═══ Dataset records ═══

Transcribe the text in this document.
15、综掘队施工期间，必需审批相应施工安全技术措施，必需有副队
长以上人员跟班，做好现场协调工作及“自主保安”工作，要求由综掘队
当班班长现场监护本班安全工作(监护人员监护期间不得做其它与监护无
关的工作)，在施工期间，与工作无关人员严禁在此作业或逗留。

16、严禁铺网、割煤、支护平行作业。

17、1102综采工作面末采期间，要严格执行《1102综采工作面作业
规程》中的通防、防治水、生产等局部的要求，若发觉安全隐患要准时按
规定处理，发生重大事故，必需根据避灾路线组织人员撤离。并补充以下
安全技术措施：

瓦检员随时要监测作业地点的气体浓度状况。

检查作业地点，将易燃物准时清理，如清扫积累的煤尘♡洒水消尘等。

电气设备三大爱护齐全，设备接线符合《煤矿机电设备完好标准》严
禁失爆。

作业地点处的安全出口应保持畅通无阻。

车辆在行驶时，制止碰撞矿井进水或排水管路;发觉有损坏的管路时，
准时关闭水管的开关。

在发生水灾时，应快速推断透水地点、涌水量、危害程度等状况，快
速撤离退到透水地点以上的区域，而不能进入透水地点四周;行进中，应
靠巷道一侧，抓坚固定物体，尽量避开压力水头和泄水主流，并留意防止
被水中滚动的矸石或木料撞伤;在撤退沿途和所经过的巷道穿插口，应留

═══
═══ Dataset records ═══

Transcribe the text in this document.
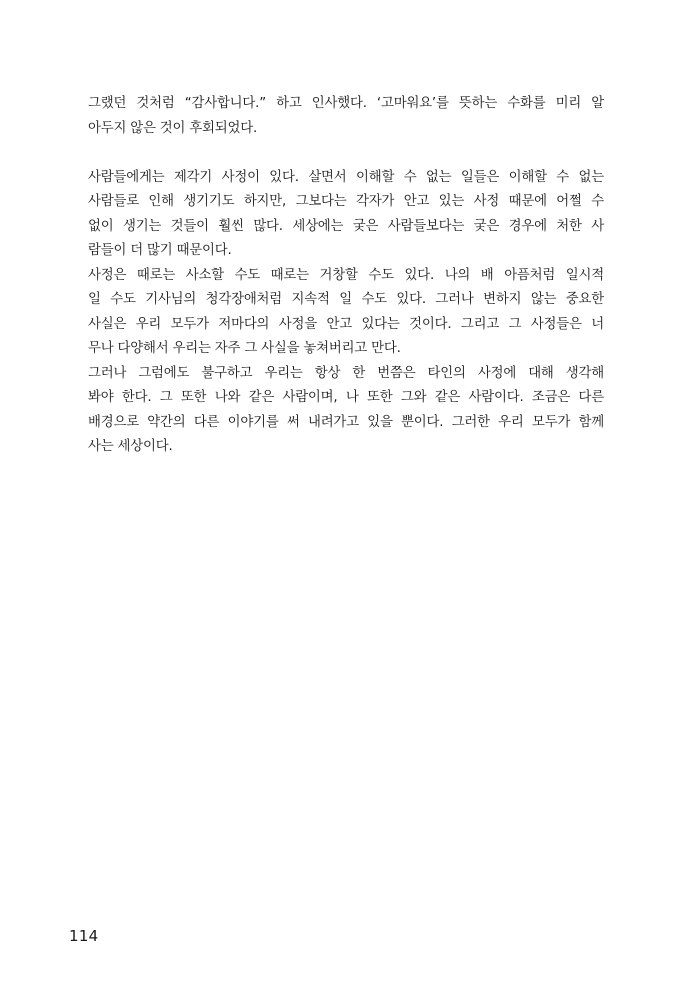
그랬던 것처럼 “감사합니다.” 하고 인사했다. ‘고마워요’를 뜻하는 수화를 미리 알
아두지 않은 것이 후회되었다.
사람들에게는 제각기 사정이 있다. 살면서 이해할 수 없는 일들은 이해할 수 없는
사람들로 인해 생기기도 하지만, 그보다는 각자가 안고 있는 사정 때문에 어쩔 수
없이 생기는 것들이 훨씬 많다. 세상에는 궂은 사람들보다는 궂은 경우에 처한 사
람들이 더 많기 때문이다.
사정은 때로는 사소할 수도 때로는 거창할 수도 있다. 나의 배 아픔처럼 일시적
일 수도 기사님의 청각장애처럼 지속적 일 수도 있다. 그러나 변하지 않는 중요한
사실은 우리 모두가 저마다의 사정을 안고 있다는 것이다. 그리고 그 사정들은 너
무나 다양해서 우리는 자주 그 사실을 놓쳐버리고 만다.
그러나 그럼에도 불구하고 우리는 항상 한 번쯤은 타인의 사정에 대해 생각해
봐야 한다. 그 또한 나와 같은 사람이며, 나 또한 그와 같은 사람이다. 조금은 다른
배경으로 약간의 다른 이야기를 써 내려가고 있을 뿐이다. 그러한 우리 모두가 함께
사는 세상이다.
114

═══
═══ Dataset records ═══

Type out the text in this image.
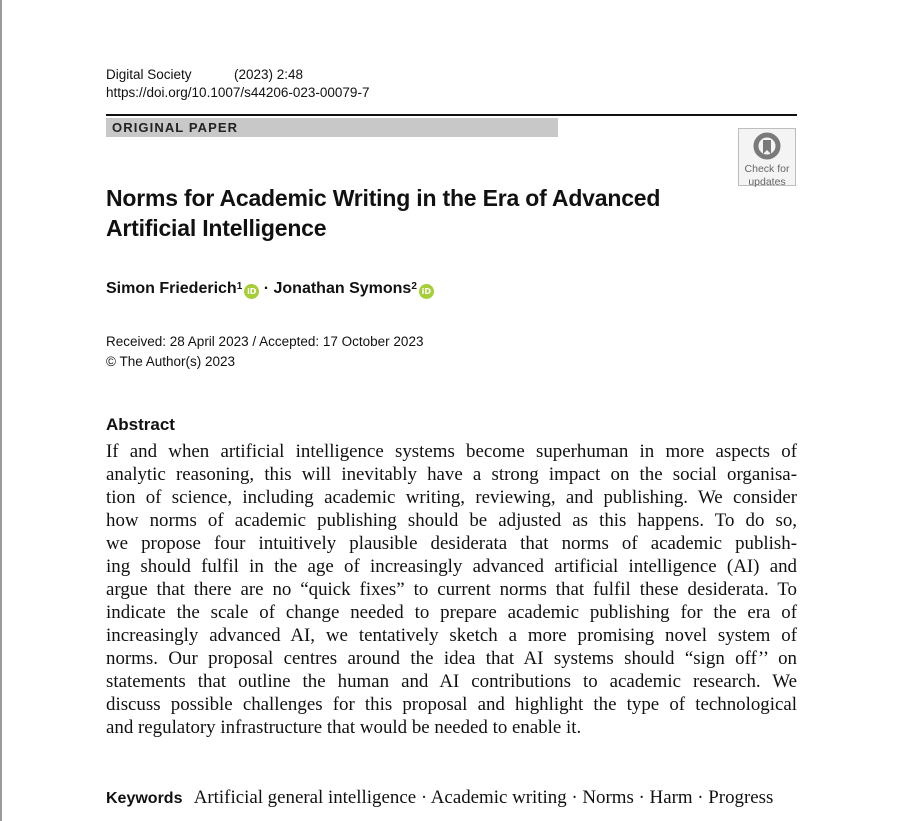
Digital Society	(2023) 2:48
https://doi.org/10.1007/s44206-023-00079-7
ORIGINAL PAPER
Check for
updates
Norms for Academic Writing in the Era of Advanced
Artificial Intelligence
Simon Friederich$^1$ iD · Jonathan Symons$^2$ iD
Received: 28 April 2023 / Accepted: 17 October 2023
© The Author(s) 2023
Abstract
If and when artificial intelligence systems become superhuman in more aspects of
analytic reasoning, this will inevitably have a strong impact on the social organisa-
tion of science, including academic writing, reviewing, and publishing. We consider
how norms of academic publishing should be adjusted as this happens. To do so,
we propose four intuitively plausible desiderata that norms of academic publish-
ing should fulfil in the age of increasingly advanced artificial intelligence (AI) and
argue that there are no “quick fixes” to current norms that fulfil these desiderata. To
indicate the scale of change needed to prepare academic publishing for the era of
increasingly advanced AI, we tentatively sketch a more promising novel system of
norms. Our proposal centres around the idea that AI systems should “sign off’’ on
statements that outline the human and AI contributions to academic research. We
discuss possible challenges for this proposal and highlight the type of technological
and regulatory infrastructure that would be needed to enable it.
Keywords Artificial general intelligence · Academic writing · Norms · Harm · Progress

═══

Work instructions:
Pull out every line holding "that" from the records above, and copy it.

Output:
we propose four intuitively plausible desiderata that norms of academic publish-
argue that there are no “quick fixes” to current norms that fulfil these desiderata. To
norms. Our proposal centres around the idea that AI systems should “sign off’’ on
statements that outline the human and AI contributions to academic research. We
and regulatory infrastructure that would be needed to enable it.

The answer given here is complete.